Identify every line containing the word "wajah" and reproduce each one.

──────── Supplied records ────────

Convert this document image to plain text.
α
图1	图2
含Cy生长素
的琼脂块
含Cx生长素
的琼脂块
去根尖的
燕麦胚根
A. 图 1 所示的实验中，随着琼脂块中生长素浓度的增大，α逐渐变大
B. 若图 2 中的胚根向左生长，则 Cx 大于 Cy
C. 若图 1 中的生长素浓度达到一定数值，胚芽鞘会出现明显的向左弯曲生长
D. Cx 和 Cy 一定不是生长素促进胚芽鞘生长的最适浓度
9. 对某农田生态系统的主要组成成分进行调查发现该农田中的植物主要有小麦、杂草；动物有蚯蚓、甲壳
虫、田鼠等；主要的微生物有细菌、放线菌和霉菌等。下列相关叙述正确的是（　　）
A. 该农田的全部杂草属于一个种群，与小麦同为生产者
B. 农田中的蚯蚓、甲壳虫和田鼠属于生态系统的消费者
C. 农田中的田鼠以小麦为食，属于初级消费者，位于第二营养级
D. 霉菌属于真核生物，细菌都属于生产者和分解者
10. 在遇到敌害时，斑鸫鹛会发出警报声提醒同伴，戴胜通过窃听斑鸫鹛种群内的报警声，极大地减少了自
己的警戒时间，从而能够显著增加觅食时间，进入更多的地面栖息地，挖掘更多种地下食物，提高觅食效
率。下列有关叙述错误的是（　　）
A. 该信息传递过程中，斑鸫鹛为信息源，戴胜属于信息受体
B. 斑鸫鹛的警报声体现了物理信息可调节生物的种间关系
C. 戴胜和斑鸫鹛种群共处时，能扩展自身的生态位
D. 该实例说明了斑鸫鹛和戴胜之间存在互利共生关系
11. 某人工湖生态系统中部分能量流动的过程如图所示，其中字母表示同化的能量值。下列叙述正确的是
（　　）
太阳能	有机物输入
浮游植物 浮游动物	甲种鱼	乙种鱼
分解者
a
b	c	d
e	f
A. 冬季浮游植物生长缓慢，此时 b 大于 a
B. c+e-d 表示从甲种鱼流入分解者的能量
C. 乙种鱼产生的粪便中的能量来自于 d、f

────────
──────── Supplied records ────────

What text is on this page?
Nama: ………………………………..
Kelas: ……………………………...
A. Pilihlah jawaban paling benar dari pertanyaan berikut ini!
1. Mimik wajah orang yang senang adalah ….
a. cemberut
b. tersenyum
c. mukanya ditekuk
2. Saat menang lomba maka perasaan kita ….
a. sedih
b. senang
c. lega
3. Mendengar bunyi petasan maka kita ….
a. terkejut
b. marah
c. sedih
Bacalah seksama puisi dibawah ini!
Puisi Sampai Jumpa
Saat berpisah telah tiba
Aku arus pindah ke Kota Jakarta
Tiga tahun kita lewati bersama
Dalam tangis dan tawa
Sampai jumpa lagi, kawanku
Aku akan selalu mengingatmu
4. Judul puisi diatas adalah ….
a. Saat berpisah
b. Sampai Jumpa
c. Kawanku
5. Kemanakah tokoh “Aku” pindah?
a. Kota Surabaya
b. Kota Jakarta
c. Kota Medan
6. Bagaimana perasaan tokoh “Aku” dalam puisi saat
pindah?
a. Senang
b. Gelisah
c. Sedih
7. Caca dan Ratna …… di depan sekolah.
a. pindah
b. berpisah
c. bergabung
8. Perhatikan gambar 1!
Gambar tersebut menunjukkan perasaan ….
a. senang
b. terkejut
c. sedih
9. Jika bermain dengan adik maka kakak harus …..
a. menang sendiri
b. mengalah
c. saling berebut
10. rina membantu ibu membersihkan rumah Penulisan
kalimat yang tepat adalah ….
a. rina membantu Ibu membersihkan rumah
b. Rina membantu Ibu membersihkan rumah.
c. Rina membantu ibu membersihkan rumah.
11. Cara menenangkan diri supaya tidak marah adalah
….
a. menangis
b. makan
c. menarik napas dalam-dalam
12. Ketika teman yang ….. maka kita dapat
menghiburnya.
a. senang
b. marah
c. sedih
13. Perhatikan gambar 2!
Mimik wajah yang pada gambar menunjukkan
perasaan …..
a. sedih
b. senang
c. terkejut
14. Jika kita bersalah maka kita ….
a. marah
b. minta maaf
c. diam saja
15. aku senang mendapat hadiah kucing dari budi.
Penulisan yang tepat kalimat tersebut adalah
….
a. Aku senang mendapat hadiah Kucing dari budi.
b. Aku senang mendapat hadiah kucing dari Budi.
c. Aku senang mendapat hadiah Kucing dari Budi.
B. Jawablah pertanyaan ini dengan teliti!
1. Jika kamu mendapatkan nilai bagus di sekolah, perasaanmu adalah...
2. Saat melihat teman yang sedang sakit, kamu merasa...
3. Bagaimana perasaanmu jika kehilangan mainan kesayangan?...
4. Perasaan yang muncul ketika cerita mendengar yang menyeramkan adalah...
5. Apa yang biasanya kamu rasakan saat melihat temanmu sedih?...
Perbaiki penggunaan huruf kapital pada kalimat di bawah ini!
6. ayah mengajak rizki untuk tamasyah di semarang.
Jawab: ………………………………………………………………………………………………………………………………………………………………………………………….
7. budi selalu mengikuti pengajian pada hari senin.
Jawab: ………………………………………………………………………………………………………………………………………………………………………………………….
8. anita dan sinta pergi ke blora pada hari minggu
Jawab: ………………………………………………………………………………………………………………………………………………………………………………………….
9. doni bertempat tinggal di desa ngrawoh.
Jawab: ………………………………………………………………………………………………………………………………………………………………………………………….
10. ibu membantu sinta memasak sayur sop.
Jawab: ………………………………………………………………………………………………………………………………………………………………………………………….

────────
──────── Supplied records ────────

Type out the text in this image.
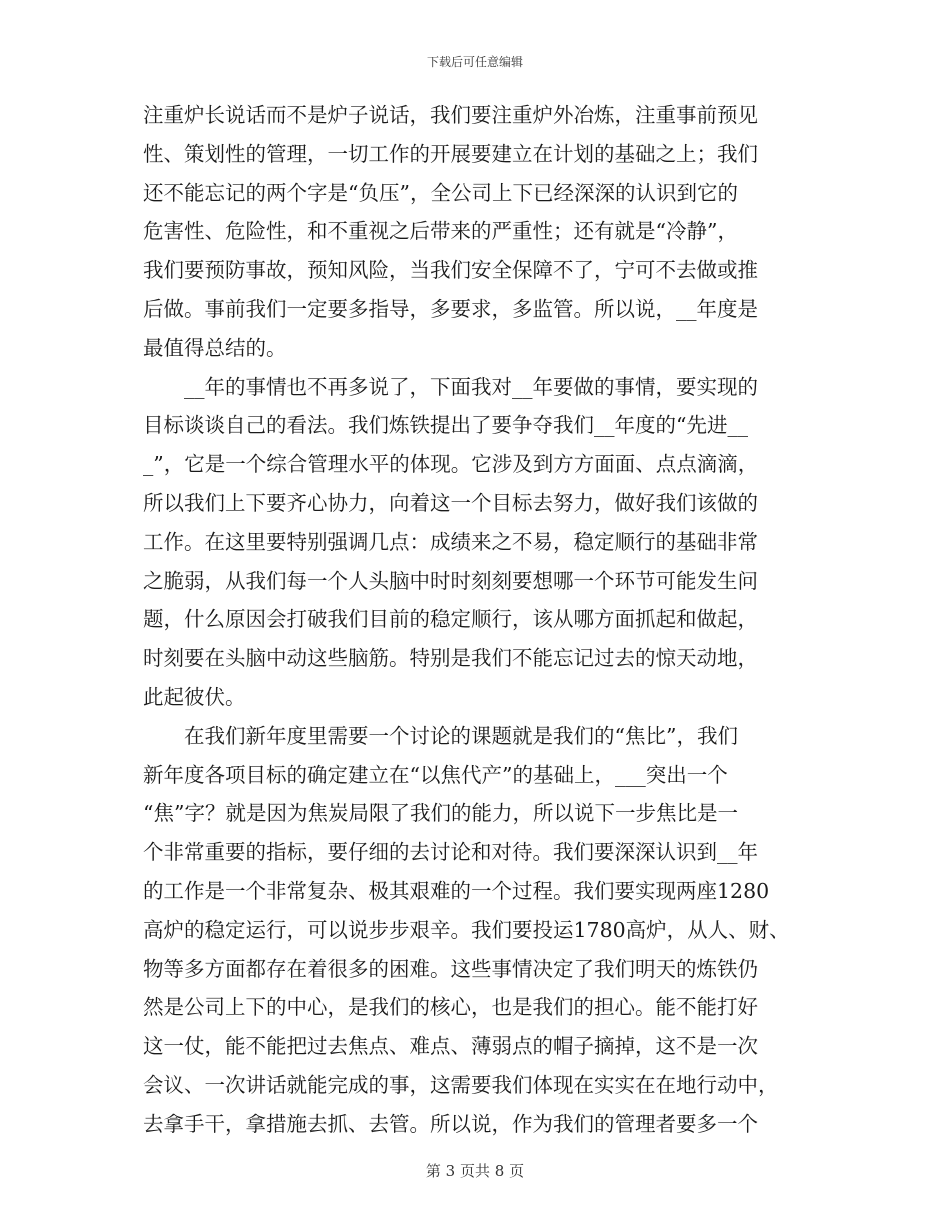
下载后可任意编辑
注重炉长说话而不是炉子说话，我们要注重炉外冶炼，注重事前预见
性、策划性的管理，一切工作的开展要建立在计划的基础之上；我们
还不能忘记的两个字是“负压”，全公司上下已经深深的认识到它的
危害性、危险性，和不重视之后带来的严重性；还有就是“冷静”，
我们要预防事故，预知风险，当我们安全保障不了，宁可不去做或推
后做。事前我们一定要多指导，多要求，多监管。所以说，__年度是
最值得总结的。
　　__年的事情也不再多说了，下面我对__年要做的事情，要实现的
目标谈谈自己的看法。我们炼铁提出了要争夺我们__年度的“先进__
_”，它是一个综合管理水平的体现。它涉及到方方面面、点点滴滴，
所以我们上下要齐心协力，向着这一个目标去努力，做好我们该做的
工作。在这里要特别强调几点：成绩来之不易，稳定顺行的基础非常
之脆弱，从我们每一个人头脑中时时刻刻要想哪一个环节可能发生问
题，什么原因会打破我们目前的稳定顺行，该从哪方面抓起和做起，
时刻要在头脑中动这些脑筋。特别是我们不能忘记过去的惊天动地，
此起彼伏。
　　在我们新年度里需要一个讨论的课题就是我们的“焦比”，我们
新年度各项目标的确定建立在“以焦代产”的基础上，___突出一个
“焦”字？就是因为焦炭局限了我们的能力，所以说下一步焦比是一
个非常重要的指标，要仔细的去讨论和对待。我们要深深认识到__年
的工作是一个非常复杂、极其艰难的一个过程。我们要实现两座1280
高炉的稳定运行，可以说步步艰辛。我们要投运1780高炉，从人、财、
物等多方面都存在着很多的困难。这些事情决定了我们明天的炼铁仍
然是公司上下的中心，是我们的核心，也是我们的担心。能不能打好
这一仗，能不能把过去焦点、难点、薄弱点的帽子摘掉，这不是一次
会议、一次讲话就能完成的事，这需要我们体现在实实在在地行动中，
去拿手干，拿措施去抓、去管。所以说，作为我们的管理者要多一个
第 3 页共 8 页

────────

Solved problem ::
1. Mimik wajah orang yang senang adalah ….
Mimik wajah yang pada gambar menunjukkan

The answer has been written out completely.